## Description of the task
Copy the records that follow exactly as written, but not their pictures.
═══
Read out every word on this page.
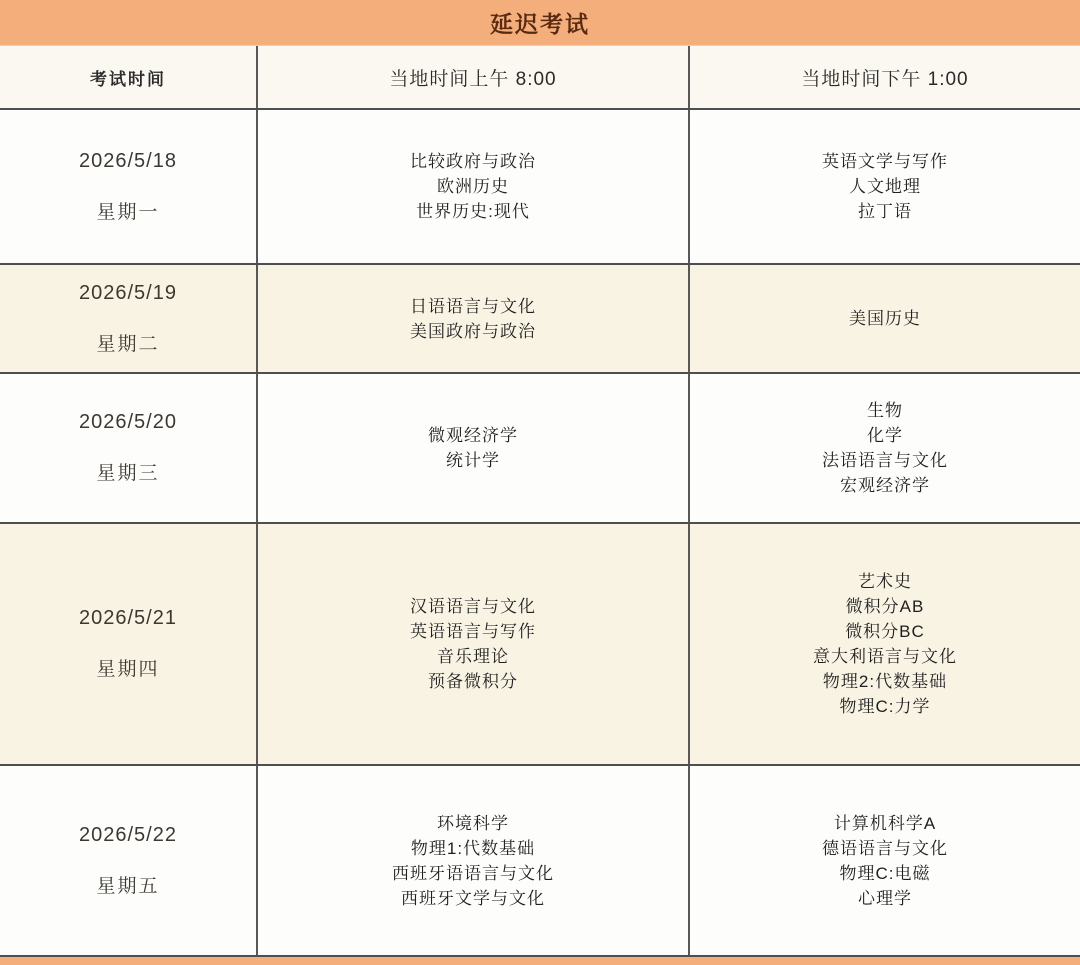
延迟考试
考试时间	当地时间上午 8:00	当地时间下午 1:00
2026/5/18
星期一
比较政府与政治
欧洲历史
世界历史:现代
英语文学与写作
人文地理
拉丁语
2026/5/19
星期二
日语语言与文化
美国政府与政治
美国历史
2026/5/20
星期三
微观经济学
统计学
生物
化学
法语语言与文化
宏观经济学
2026/5/21
星期四
汉语语言与文化
英语语言与写作
音乐理论
预备微积分
艺术史
微积分AB
微积分BC
意大利语言与文化
物理2:代数基础
物理C:力学
2026/5/22
星期五
环境科学
物理1:代数基础
西班牙语语言与文化
西班牙文学与文化
计算机科学A
德语语言与文化
物理C:电磁
心理学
═══
## Solution to this task
Read out every word on this page.
延迟考试
考试时间	当地时间上午 8:00	当地时间下午 1:00
2026/5/18
星期一
比较政府与政治
欧洲历史
世界历史:现代
英语文学与写作
人文地理
拉丁语
2026/5/19
星期二
日语语言与文化
美国政府与政治
美国历史
2026/5/20
星期三
微观经济学
统计学
生物
化学
法语语言与文化
宏观经济学
2026/5/21
星期四
汉语语言与文化
英语语言与写作
音乐理论
预备微积分
艺术史
微积分AB
微积分BC
意大利语言与文化
物理2:代数基础
物理C:力学
2026/5/22
星期五
环境科学
物理1:代数基础
西班牙语语言与文化
西班牙文学与文化
计算机科学A
德语语言与文化
物理C:电磁
心理学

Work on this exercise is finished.